Exercise brief ▸ Give a verbatim quotation of every record.

Supplied material ▸
....................
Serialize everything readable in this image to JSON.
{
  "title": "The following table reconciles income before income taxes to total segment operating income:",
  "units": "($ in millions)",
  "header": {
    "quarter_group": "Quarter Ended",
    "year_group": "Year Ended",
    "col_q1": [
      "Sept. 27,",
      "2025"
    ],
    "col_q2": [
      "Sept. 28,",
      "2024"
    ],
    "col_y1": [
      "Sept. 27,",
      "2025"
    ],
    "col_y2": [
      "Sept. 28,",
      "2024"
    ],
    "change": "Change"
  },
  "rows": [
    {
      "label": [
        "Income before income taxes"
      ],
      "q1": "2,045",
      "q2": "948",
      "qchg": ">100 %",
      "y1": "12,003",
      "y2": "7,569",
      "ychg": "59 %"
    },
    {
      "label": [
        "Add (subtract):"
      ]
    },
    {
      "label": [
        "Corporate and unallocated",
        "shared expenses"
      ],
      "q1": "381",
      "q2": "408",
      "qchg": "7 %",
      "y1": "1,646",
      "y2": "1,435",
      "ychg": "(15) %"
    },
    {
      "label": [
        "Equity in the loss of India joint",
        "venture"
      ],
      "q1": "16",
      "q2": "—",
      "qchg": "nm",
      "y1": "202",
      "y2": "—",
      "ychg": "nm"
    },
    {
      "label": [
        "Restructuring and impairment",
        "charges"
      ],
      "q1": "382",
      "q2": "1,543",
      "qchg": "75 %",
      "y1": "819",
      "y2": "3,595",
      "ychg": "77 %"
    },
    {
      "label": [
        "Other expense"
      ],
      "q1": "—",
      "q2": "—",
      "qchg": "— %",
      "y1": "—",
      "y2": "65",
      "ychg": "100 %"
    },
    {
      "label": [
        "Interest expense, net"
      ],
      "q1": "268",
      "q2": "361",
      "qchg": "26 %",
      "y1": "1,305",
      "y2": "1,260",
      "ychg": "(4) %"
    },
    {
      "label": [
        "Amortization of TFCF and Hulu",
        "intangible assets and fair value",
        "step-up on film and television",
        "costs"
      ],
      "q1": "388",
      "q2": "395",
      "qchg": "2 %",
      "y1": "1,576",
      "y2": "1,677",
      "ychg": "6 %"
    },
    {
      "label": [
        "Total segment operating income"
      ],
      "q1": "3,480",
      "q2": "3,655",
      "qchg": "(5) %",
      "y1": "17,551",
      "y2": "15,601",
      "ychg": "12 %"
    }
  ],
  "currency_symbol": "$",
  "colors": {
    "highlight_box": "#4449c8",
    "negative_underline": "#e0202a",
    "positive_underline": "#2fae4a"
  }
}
....................
Result of the task ▸
Serialize everything readable in this image to JSON.
{
  "title": "The following table reconciles income before income taxes to total segment operating income:",
  "units": "($ in millions)",
  "header": {
    "quarter_group": "Quarter Ended",
    "year_group": "Year Ended",
    "col_q1": [
      "Sept. 27,",
      "2025"
    ],
    "col_q2": [
      "Sept. 28,",
      "2024"
    ],
    "col_y1": [
      "Sept. 27,",
      "2025"
    ],
    "col_y2": [
      "Sept. 28,",
      "2024"
    ],
    "change": "Change"
  },
  "rows": [
    {
      "label": [
        "Income before income taxes"
      ],
      "q1": "2,045",
      "q2": "948",
      "qchg": ">100 %",
      "y1": "12,003",
      "y2": "7,569",
      "ychg": "59 %"
    },
    {
      "label": [
        "Add (subtract):"
      ]
    },
    {
      "label": [
        "Corporate and unallocated",
        "shared expenses"
      ],
      "q1": "381",
      "q2": "408",
      "qchg": "7 %",
      "y1": "1,646",
      "y2": "1,435",
      "ychg": "(15) %"
    },
    {
      "label": [
        "Equity in the loss of India joint",
        "venture"
      ],
      "q1": "16",
      "q2": "—",
      "qchg": "nm",
      "y1": "202",
      "y2": "—",
      "ychg": "nm"
    },
    {
      "label": [
        "Restructuring and impairment",
        "charges"
      ],
      "q1": "382",
      "q2": "1,543",
      "qchg": "75 %",
      "y1": "819",
      "y2": "3,595",
      "ychg": "77 %"
    },
    {
      "label": [
        "Other expense"
      ],
      "q1": "—",
      "q2": "—",
      "qchg": "— %",
      "y1": "—",
      "y2": "65",
      "ychg": "100 %"
    },
    {
      "label": [
        "Interest expense, net"
      ],
      "q1": "268",
      "q2": "361",
      "qchg": "26 %",
      "y1": "1,305",
      "y2": "1,260",
      "ychg": "(4) %"
    },
    {
      "label": [
        "Amortization of TFCF and Hulu",
        "intangible assets and fair value",
        "step-up on film and television",
        "costs"
      ],
      "q1": "388",
      "q2": "395",
      "qchg": "2 %",
      "y1": "1,576",
      "y2": "1,677",
      "ychg": "6 %"
    },
    {
      "label": [
        "Total segment operating income"
      ],
      "q1": "3,480",
      "q2": "3,655",
      "qchg": "(5) %",
      "y1": "17,551",
      "y2": "15,601",
      "ychg": "12 %"
    }
  ],
  "currency_symbol": "$",
  "colors": {
    "highlight_box": "#4449c8",
    "negative_underline": "#e0202a",
    "positive_underline": "#2fae4a"
  }
}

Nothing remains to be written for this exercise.